[Task directions]: Records follow. Select each line holding "小麦生长至".

[Records to process]:
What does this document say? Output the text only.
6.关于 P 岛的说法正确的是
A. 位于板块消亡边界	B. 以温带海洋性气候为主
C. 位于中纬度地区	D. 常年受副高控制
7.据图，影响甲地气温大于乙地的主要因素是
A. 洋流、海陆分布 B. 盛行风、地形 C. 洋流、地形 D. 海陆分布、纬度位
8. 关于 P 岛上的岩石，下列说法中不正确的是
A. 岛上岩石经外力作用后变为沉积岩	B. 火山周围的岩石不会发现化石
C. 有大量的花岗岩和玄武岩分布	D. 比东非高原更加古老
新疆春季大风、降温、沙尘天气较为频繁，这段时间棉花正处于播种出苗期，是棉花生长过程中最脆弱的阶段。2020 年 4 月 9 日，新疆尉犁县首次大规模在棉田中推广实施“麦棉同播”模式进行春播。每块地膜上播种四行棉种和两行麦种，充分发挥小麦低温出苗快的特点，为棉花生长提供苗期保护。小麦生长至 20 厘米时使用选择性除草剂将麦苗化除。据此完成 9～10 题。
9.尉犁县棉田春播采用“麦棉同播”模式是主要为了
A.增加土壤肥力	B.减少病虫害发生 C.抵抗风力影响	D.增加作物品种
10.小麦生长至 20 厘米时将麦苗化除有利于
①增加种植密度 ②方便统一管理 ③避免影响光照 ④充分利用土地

...

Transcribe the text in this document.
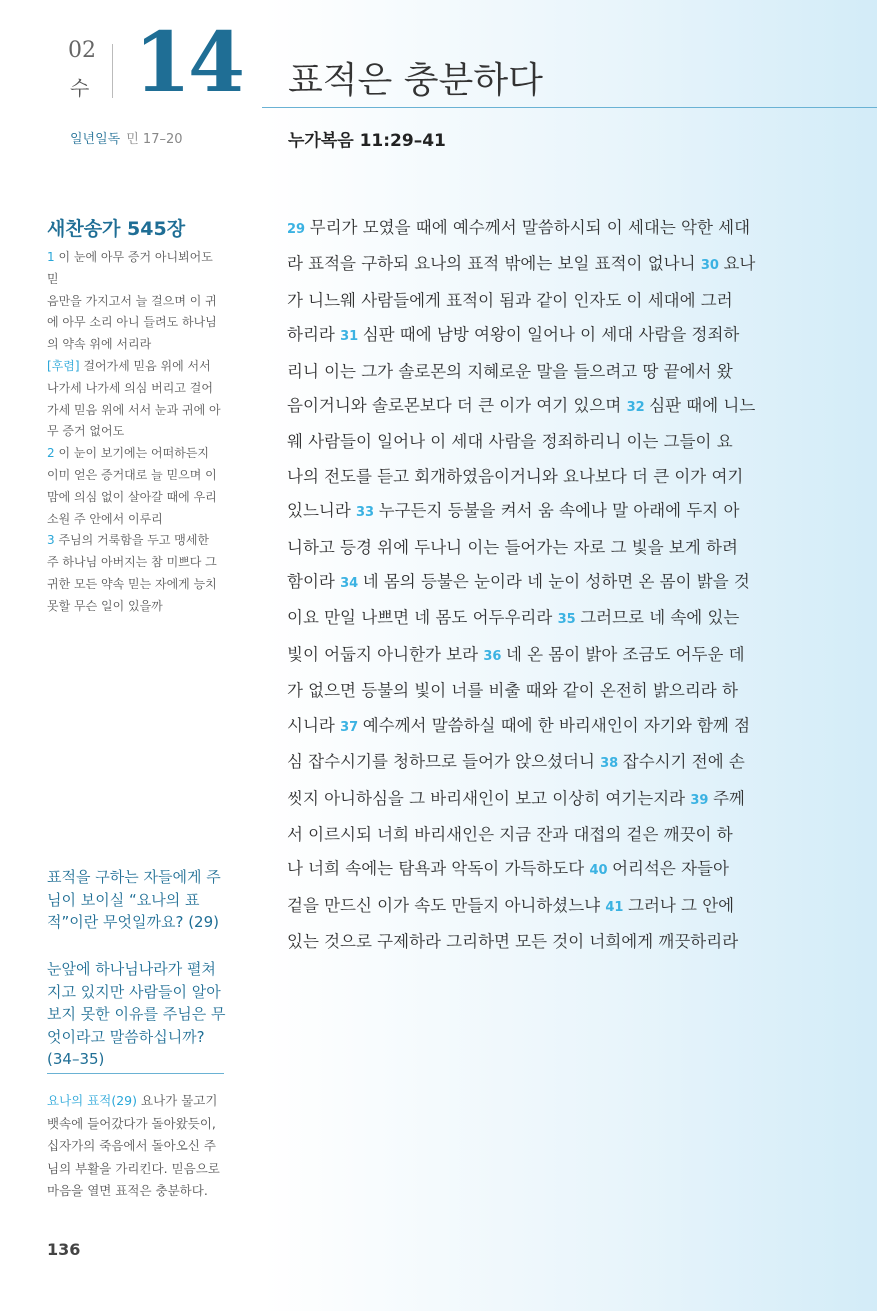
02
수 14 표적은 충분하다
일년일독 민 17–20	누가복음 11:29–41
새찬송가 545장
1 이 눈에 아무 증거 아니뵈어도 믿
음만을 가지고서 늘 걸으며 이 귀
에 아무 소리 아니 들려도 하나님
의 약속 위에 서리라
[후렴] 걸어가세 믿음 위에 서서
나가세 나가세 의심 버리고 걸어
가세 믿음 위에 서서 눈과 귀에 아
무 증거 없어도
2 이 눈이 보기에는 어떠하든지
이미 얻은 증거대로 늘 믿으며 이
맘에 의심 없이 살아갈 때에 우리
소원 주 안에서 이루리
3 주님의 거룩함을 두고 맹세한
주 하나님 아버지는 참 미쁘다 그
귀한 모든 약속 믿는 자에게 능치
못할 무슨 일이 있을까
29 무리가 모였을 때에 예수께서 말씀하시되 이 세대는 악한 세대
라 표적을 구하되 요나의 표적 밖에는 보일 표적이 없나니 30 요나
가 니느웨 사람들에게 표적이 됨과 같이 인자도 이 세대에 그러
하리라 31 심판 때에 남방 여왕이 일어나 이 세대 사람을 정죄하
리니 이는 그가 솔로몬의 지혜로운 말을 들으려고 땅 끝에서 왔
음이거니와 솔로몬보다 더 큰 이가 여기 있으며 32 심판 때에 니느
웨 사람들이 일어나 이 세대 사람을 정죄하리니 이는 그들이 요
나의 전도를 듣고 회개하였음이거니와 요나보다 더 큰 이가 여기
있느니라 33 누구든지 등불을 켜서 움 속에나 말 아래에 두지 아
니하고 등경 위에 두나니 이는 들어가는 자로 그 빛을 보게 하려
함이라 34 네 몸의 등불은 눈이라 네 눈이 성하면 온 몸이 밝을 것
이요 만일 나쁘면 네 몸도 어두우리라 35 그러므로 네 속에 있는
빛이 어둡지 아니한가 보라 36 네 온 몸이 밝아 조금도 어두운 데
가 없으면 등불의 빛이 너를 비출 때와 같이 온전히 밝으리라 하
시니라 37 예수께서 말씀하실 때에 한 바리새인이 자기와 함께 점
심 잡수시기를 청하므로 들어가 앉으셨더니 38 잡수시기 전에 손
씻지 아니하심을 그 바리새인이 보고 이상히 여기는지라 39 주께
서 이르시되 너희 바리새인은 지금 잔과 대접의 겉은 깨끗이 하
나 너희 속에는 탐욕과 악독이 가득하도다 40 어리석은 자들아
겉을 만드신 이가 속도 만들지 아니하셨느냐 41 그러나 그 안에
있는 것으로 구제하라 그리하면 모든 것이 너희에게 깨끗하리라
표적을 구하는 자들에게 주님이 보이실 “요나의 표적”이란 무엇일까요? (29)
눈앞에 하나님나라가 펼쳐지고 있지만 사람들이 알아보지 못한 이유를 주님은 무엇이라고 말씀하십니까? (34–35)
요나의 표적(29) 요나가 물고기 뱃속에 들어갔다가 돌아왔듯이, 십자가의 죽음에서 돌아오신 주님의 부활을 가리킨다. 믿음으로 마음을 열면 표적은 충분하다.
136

==

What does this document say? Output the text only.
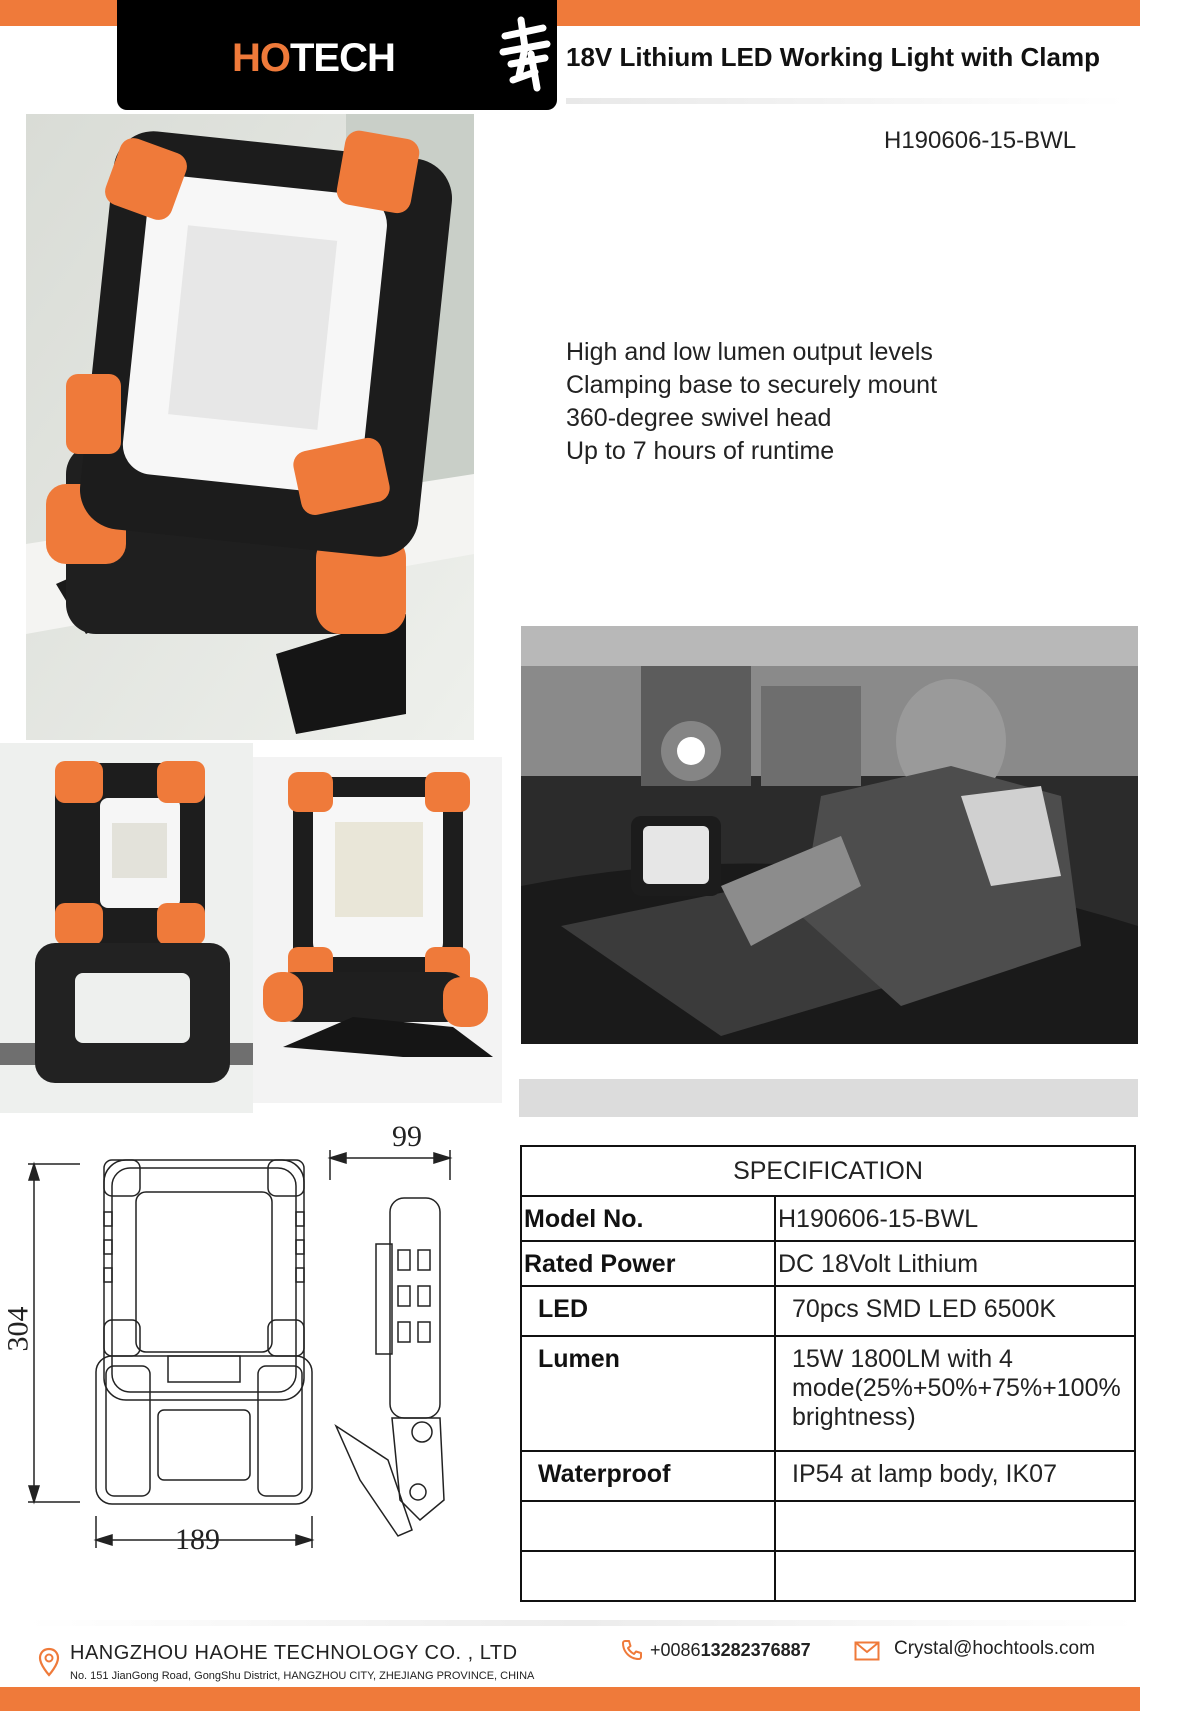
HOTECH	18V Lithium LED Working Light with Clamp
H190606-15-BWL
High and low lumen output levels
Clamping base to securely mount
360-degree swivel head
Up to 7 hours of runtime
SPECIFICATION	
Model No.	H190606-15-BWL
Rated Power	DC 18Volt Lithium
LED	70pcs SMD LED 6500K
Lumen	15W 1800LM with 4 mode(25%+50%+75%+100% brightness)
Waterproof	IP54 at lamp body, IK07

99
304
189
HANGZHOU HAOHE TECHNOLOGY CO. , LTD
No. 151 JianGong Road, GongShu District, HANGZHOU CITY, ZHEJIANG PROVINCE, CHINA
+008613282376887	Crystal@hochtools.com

[Response to the task]:
新疆春季大风、降温、沙尘天气较为频繁，这段时间棉花正处于播种出苗期，是棉花生长过程中最脆弱的阶段。2020 年 4 月 9 日，新疆尉犁县首次大规模在棉田中推广实施“麦棉同播”模式进行春播。每块地膜上播种四行棉种和两行麦种，充分发挥小麦低温出苗快的特点，为棉花生长提供苗期保护。小麦生长至 20 厘米时使用选择性除草剂将麦苗化除。据此完成 9～10 题。
10.小麦生长至 20 厘米时将麦苗化除有利于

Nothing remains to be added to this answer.